* EXERCISE BRIEF
Copy out all the lines in the records that include the word "this".

------

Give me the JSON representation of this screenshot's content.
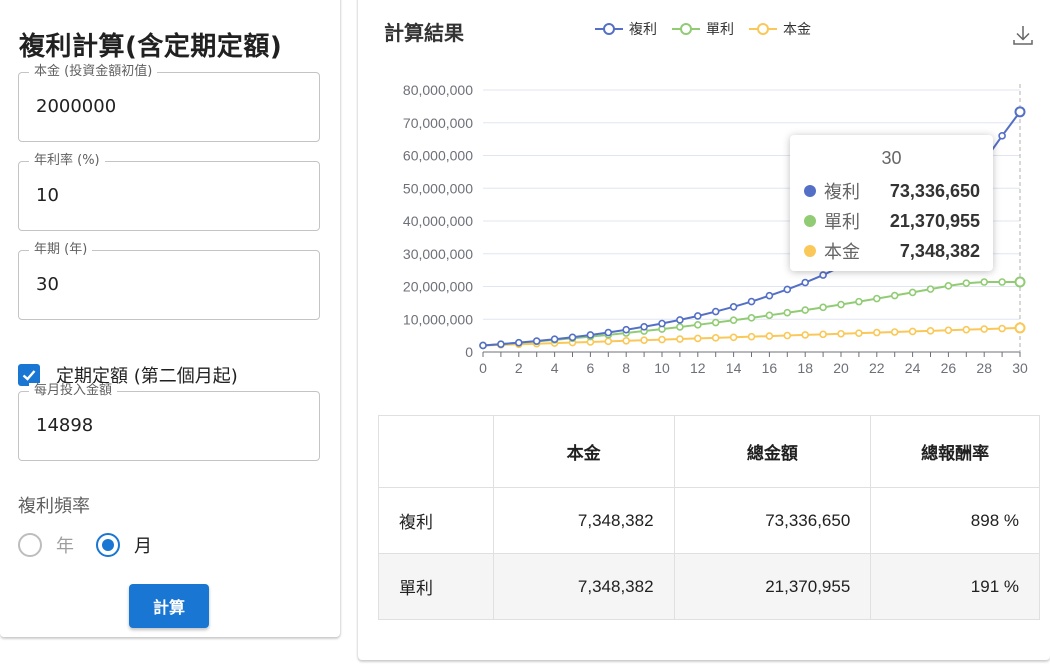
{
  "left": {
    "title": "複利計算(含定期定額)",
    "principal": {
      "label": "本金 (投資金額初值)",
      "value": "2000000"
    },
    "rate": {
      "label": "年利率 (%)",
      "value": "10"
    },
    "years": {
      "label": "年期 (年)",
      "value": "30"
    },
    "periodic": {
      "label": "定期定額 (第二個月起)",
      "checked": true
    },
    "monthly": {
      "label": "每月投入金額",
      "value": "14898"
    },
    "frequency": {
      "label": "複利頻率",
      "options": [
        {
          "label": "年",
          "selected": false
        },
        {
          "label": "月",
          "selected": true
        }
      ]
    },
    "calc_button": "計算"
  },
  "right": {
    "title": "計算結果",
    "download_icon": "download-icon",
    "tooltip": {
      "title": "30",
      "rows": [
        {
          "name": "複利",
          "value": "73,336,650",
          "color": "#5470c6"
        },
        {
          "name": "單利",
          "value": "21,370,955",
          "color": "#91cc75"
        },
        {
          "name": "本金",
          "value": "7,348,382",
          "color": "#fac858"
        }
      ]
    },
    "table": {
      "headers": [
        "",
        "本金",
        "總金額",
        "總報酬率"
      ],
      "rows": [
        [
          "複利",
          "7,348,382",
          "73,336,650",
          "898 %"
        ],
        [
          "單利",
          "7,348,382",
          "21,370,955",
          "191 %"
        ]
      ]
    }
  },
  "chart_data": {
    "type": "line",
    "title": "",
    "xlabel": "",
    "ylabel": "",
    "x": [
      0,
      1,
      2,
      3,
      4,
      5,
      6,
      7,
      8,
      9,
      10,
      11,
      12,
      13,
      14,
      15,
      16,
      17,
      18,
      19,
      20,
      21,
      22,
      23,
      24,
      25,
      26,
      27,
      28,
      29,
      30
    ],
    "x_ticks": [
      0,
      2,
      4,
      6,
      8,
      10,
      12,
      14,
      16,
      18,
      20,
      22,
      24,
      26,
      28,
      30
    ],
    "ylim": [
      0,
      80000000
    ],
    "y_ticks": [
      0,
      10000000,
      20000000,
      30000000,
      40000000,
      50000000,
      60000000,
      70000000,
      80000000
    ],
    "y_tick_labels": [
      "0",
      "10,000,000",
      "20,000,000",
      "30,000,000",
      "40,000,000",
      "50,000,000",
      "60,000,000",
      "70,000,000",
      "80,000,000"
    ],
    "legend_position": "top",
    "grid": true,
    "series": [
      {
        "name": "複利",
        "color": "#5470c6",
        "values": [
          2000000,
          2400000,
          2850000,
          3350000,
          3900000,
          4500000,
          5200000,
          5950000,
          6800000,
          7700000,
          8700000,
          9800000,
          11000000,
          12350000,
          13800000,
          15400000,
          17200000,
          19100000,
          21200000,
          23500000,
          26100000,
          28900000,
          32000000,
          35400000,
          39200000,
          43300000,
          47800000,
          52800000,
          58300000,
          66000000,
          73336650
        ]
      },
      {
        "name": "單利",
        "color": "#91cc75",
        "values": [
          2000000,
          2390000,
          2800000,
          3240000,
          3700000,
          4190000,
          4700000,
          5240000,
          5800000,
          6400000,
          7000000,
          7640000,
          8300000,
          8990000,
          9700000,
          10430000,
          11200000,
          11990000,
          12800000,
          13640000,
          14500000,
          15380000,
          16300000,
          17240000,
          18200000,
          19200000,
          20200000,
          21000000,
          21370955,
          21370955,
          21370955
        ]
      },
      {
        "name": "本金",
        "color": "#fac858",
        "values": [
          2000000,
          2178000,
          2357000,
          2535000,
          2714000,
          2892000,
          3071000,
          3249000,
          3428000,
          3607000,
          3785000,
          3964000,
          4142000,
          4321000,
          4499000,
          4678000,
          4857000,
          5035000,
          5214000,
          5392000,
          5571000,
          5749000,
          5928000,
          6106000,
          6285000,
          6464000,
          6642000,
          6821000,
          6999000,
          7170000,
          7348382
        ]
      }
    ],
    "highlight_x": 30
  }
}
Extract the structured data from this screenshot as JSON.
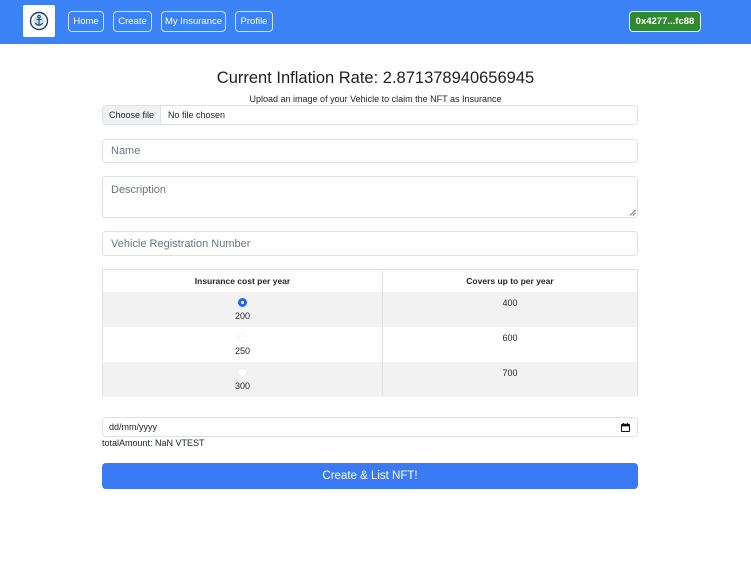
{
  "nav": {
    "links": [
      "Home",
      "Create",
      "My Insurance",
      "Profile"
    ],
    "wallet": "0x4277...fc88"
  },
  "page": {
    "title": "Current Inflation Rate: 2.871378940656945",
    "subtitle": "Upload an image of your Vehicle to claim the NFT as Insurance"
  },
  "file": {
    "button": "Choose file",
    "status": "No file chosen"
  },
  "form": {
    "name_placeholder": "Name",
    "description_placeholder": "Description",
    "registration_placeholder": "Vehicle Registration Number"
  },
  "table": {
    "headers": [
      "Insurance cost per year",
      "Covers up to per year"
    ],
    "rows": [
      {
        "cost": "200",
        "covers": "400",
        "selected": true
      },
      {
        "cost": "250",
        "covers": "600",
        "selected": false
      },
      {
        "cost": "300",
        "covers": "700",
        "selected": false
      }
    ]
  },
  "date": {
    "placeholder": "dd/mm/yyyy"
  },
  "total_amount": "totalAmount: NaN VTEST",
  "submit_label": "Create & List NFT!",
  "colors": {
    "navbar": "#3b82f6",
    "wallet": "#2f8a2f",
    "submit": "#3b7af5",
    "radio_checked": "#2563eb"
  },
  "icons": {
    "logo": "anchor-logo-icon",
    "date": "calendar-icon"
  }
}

------

* CORRECT RESULT
Give me the JSON representation of this screenshot's content.
Extract the structured data from this screenshot as JSON.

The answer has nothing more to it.